Give only the number of lines that contain the word "placeholder".

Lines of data
┌──
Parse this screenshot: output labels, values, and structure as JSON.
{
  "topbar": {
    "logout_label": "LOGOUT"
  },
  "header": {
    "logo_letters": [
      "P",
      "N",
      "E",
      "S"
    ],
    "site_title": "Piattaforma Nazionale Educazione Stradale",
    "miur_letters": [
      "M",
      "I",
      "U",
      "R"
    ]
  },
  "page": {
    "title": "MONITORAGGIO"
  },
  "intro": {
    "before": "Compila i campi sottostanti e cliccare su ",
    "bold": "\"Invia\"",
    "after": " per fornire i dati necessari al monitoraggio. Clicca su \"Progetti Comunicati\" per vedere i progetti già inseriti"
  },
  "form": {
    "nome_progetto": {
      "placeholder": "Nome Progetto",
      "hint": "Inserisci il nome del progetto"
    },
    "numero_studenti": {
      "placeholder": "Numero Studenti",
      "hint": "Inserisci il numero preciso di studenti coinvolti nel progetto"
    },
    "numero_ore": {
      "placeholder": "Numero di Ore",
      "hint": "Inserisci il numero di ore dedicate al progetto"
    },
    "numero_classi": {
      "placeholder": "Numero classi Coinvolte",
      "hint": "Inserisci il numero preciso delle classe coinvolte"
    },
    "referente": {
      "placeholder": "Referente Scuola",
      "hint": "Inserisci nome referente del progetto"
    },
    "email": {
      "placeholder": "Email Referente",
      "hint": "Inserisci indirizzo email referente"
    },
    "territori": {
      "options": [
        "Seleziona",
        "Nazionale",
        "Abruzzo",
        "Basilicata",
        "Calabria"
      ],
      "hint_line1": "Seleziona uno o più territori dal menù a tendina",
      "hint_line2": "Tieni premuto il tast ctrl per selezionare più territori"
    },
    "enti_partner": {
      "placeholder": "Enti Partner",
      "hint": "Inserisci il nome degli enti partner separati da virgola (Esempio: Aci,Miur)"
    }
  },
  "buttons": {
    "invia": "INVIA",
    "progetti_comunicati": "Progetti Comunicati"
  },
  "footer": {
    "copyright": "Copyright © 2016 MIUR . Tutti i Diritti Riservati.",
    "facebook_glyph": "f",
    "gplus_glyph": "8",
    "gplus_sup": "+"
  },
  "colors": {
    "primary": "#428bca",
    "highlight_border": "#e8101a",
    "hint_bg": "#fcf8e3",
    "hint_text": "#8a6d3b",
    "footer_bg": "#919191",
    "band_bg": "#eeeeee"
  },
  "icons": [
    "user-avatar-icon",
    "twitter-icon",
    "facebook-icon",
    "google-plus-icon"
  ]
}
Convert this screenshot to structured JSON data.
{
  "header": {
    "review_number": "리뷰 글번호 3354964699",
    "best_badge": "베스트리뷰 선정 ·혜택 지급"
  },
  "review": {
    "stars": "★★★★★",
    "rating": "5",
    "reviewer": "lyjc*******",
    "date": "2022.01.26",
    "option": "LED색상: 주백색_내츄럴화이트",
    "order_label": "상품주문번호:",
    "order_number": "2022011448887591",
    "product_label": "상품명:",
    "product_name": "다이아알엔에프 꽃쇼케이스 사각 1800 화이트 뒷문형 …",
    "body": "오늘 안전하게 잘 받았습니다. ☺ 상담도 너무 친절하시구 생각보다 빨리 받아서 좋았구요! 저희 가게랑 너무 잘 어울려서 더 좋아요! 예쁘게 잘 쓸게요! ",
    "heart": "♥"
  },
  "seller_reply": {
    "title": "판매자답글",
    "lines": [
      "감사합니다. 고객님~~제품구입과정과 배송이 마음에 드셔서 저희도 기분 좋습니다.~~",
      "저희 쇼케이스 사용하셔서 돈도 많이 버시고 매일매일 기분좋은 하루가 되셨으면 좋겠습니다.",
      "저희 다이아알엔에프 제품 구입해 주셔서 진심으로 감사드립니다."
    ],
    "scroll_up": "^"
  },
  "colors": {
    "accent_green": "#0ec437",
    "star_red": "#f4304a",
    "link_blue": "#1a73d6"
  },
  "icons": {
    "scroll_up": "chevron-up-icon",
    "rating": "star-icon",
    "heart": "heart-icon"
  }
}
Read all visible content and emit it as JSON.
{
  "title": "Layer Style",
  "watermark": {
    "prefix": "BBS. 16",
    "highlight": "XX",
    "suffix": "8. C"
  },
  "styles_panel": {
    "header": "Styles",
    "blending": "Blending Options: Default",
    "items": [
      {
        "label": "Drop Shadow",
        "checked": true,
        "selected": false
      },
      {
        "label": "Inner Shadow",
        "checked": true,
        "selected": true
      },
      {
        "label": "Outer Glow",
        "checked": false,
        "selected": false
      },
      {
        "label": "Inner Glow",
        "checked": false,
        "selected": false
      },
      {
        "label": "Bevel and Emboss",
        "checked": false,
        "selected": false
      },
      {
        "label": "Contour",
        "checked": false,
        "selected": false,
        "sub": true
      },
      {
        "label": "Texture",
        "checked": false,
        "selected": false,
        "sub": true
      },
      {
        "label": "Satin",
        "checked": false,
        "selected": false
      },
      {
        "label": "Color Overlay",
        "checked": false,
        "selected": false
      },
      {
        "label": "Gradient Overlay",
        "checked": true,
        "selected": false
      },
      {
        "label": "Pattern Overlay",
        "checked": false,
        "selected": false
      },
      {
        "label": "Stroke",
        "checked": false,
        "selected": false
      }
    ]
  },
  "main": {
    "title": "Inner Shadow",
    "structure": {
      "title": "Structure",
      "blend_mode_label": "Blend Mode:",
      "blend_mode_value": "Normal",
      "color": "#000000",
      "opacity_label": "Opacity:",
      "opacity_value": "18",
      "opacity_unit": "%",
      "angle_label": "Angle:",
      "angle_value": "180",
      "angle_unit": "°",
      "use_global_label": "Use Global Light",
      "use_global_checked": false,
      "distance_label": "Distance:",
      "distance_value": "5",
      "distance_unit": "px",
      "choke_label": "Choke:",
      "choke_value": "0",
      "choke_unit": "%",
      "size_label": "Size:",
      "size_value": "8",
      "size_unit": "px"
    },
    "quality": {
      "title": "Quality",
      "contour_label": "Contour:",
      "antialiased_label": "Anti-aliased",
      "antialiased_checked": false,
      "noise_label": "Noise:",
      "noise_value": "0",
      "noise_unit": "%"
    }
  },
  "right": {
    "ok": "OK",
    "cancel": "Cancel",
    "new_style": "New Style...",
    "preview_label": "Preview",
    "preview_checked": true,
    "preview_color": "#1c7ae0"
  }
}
└──
#### [Output below]
7